What to produce — Which lines include the word "online"? Copy each of them.

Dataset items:
--------------------------------------------------
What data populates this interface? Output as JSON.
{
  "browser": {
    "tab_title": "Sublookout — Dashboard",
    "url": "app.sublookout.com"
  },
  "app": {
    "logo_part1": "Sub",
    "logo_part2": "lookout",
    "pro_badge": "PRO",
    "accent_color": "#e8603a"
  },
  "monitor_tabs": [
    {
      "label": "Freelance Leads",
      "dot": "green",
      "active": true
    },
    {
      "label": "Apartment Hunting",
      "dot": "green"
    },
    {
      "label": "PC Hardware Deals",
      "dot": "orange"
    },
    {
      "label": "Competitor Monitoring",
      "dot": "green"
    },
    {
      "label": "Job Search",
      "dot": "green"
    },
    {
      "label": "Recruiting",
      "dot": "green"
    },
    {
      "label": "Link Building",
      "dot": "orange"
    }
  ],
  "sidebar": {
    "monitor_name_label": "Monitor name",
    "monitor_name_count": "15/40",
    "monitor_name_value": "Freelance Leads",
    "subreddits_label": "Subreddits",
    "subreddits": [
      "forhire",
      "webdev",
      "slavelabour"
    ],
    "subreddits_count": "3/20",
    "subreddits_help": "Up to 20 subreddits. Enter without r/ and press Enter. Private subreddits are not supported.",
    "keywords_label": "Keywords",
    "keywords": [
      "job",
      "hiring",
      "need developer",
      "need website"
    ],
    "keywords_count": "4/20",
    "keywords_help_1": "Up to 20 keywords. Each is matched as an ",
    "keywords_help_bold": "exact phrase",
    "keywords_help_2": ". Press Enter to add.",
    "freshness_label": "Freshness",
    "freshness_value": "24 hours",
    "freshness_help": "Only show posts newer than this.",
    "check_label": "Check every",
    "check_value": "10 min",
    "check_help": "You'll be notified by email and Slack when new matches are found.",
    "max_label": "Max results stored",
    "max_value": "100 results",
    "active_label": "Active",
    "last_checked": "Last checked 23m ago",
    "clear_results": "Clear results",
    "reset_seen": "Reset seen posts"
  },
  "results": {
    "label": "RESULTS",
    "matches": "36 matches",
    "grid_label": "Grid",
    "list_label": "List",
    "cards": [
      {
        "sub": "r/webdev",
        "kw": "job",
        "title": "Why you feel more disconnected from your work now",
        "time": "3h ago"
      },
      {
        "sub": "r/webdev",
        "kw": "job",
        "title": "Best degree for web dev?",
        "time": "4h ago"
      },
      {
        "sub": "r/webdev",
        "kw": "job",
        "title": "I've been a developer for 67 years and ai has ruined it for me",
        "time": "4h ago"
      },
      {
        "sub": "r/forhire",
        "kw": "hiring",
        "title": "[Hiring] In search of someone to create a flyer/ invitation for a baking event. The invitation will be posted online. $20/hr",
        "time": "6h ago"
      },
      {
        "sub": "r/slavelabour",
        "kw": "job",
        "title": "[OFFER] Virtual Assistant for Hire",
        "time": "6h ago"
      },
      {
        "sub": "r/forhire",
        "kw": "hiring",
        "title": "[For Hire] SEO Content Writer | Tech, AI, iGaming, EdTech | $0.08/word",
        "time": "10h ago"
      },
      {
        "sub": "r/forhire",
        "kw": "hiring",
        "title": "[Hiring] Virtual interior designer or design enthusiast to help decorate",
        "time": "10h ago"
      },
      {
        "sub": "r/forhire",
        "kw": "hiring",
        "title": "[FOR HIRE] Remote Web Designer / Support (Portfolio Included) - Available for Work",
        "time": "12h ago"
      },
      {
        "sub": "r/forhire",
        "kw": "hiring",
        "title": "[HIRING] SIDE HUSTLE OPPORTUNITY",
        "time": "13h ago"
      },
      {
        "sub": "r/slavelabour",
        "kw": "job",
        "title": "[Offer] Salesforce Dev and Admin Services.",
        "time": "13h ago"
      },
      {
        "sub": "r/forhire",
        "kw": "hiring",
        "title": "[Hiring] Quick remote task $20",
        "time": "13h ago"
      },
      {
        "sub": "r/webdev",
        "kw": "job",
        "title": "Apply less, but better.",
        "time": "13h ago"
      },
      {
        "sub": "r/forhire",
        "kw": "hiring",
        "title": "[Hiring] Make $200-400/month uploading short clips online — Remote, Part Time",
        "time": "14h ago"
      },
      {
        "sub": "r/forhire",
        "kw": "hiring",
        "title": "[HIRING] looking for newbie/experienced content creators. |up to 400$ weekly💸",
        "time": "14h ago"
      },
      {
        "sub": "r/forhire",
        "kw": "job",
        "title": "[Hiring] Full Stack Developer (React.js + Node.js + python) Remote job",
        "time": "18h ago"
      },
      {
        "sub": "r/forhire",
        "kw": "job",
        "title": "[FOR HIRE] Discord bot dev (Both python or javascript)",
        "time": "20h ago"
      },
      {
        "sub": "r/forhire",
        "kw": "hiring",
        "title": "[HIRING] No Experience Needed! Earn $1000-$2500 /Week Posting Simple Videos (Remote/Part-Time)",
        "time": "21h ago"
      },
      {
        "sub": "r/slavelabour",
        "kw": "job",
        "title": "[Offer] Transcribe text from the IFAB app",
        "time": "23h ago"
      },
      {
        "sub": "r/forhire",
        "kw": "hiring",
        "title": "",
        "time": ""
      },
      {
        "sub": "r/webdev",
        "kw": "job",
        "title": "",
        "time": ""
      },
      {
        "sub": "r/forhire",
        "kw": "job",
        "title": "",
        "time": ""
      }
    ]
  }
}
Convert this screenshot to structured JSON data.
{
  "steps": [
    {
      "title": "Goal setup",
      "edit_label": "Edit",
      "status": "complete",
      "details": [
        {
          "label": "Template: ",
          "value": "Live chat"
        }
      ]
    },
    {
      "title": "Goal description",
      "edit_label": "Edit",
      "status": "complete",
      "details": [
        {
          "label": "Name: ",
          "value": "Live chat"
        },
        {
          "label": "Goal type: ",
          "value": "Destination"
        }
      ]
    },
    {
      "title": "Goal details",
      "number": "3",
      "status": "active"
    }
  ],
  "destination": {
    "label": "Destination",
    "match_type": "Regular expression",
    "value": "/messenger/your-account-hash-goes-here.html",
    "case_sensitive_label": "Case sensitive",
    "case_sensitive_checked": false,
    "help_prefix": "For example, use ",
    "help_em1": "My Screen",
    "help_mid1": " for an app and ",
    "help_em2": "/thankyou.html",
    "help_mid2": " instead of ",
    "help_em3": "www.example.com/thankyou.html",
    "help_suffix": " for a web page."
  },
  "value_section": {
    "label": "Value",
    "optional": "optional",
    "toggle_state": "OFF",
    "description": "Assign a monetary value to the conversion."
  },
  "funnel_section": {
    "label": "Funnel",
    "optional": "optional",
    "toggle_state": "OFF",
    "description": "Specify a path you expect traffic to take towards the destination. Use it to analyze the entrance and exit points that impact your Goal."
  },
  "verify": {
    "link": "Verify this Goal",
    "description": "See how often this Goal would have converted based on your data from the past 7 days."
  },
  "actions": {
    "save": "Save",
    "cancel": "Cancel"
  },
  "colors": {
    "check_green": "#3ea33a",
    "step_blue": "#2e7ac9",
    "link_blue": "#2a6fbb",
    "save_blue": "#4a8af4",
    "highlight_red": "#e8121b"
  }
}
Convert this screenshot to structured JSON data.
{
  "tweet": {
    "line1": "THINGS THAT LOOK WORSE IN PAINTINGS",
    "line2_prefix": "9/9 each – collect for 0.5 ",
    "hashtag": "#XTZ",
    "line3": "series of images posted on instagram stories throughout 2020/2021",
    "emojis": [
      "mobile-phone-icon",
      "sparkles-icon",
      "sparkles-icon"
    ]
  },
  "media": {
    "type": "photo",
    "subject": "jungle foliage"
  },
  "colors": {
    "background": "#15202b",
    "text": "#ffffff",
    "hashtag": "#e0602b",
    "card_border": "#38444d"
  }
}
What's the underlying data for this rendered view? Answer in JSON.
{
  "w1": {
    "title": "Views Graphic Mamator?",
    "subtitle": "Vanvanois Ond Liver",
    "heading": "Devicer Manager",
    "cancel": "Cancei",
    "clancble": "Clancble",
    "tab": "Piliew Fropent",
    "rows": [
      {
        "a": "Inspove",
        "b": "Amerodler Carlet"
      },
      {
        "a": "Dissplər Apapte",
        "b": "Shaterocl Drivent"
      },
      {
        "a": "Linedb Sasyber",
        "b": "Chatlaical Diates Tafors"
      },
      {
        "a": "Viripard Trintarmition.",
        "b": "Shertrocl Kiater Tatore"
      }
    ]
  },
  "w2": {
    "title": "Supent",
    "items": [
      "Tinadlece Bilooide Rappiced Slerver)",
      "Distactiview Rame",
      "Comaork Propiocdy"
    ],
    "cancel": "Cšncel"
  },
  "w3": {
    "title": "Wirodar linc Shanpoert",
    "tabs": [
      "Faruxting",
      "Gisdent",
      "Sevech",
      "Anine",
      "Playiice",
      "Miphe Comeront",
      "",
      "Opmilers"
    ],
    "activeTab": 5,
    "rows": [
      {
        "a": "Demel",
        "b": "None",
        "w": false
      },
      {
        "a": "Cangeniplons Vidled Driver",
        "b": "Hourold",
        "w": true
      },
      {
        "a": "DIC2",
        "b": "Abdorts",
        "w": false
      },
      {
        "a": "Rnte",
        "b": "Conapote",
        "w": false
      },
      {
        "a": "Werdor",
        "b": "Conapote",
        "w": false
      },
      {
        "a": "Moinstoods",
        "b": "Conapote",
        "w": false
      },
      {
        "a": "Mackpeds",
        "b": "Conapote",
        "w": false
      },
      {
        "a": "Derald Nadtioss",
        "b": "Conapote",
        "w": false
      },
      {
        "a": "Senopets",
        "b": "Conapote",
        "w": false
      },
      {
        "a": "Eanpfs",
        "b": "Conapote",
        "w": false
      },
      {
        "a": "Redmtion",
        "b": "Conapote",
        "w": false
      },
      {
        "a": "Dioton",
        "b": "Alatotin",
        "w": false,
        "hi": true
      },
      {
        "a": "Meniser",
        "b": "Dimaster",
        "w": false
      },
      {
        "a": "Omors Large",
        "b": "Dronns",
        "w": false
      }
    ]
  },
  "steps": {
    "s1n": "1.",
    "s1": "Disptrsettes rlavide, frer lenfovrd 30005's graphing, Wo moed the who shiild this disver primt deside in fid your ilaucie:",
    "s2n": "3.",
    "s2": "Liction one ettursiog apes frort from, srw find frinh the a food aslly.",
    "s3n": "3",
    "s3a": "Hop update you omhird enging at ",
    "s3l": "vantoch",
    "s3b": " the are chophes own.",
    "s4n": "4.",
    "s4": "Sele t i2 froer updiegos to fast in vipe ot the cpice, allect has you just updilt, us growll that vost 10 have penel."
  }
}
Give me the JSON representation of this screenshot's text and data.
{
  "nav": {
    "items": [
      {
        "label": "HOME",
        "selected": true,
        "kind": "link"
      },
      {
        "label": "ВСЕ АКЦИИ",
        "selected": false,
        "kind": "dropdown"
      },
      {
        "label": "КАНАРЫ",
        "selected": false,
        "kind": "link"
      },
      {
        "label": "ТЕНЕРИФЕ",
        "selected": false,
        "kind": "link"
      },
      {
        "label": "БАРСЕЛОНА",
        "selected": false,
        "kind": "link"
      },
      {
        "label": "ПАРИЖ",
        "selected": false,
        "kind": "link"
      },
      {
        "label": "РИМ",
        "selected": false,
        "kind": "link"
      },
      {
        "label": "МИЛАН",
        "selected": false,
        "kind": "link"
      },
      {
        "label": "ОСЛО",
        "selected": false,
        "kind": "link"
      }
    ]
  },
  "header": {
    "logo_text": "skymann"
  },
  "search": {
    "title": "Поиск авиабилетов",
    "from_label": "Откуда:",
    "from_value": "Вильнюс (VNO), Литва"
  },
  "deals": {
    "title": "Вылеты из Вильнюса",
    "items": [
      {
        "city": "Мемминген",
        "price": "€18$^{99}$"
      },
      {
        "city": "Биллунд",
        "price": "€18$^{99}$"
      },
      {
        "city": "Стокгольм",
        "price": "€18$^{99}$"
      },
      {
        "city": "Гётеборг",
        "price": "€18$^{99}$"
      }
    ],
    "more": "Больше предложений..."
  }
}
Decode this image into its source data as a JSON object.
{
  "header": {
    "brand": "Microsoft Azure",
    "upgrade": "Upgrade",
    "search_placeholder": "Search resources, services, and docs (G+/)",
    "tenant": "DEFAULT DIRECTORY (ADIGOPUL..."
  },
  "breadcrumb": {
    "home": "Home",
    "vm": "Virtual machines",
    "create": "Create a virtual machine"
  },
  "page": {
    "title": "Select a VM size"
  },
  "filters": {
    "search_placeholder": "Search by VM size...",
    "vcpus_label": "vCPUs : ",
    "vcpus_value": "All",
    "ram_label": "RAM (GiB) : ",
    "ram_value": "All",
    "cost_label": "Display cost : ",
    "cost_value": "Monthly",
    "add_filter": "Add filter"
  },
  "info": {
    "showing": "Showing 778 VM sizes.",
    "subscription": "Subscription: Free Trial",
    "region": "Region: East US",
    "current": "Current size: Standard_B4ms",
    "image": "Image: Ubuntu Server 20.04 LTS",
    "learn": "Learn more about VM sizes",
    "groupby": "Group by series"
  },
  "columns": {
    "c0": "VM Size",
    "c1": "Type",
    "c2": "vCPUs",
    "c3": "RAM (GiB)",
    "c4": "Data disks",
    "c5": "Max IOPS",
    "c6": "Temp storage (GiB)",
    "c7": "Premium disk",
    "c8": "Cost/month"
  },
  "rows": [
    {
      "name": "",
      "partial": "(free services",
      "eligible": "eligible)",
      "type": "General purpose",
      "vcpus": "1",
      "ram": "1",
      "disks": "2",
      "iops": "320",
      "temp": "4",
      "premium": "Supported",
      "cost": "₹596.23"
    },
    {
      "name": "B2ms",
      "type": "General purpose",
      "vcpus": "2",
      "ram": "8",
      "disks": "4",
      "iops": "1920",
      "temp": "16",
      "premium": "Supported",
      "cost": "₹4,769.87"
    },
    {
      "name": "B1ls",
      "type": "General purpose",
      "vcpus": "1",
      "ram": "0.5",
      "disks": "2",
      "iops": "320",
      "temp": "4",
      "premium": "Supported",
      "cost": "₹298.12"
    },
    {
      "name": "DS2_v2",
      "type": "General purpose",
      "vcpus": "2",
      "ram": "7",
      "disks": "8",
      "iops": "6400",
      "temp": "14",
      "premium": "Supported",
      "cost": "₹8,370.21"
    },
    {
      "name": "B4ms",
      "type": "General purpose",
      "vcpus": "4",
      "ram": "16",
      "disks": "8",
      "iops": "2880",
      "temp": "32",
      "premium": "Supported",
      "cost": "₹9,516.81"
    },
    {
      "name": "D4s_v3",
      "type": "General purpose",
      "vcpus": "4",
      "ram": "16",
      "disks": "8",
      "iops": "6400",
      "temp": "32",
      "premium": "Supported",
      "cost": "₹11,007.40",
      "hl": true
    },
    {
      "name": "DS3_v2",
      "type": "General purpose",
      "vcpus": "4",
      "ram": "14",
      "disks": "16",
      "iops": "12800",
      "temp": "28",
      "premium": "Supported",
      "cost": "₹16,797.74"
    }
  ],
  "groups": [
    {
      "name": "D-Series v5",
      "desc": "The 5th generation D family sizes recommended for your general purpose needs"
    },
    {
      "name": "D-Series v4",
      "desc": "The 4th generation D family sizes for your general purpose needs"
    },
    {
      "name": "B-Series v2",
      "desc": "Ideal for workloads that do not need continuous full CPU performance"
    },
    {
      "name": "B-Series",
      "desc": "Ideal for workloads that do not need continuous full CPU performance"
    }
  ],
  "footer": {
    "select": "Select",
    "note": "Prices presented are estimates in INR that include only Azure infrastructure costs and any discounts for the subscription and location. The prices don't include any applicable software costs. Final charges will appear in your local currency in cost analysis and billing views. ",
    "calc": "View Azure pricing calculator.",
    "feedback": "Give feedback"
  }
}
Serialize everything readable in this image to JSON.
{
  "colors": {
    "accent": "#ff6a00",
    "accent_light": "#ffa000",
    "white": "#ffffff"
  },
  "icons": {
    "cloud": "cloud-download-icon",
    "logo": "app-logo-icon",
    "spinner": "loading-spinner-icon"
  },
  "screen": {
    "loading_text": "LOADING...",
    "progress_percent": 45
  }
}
--------------------------------------------------
Solution for this problem —
        "title": "[Hiring] In search of someone to create a flyer/ invitation for a baking event. The invitation will be posted online. $20/hr",
        "title": "[Hiring] Make $200-400/month uploading short clips online — Remote, Part Time",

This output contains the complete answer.